● **WRITTEN PROBLEM**
Below are some records; reproduce every one of them exactly.

● **SUPPLIED MATERIAL**

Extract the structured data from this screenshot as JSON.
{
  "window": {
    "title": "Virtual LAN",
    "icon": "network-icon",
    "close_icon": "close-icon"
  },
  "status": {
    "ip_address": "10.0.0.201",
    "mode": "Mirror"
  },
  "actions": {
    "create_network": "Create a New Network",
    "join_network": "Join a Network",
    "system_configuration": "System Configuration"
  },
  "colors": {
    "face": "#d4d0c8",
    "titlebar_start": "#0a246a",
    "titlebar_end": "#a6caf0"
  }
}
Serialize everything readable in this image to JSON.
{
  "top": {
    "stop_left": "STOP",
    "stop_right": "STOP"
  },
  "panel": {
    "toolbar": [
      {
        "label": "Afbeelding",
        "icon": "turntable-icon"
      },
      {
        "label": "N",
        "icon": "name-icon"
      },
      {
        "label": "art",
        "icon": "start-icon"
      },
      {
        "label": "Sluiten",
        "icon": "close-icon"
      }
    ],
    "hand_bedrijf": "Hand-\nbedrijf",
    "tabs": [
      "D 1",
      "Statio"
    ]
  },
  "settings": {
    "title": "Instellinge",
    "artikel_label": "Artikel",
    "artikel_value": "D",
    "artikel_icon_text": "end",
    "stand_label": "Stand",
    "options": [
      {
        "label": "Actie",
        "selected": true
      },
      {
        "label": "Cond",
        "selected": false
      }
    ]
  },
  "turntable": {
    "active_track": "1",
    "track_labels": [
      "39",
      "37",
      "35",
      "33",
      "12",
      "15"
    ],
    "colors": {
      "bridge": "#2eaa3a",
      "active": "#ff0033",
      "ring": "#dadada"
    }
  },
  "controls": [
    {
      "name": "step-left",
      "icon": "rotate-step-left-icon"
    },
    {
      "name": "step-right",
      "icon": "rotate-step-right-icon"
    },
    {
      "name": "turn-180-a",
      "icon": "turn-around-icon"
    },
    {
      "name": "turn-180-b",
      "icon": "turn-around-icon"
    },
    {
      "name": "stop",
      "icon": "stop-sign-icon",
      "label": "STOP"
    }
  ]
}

● **FINISHED EXERCISE**
Extract the structured data from this screenshot as JSON.
{
  "window": {
    "title": "Virtual LAN",
    "icon": "network-icon",
    "close_icon": "close-icon"
  },
  "status": {
    "ip_address": "10.0.0.201",
    "mode": "Mirror"
  },
  "actions": {
    "create_network": "Create a New Network",
    "join_network": "Join a Network",
    "system_configuration": "System Configuration"
  },
  "colors": {
    "face": "#d4d0c8",
    "titlebar_start": "#0a246a",
    "titlebar_end": "#a6caf0"
  }
}
Serialize everything readable in this image to JSON.
{
  "top": {
    "stop_left": "STOP",
    "stop_right": "STOP"
  },
  "panel": {
    "toolbar": [
      {
        "label": "Afbeelding",
        "icon": "turntable-icon"
      },
      {
        "label": "N",
        "icon": "name-icon"
      },
      {
        "label": "art",
        "icon": "start-icon"
      },
      {
        "label": "Sluiten",
        "icon": "close-icon"
      }
    ],
    "hand_bedrijf": "Hand-\nbedrijf",
    "tabs": [
      "D 1",
      "Statio"
    ]
  },
  "settings": {
    "title": "Instellinge",
    "artikel_label": "Artikel",
    "artikel_value": "D",
    "artikel_icon_text": "end",
    "stand_label": "Stand",
    "options": [
      {
        "label": "Actie",
        "selected": true
      },
      {
        "label": "Cond",
        "selected": false
      }
    ]
  },
  "turntable": {
    "active_track": "1",
    "track_labels": [
      "39",
      "37",
      "35",
      "33",
      "12",
      "15"
    ],
    "colors": {
      "bridge": "#2eaa3a",
      "active": "#ff0033",
      "ring": "#dadada"
    }
  },
  "controls": [
    {
      "name": "step-left",
      "icon": "rotate-step-left-icon"
    },
    {
      "name": "step-right",
      "icon": "rotate-step-right-icon"
    },
    {
      "name": "turn-180-a",
      "icon": "turn-around-icon"
    },
    {
      "name": "turn-180-b",
      "icon": "turn-around-icon"
    },
    {
      "name": "stop",
      "icon": "stop-sign-icon",
      "label": "STOP"
    }
  ]
}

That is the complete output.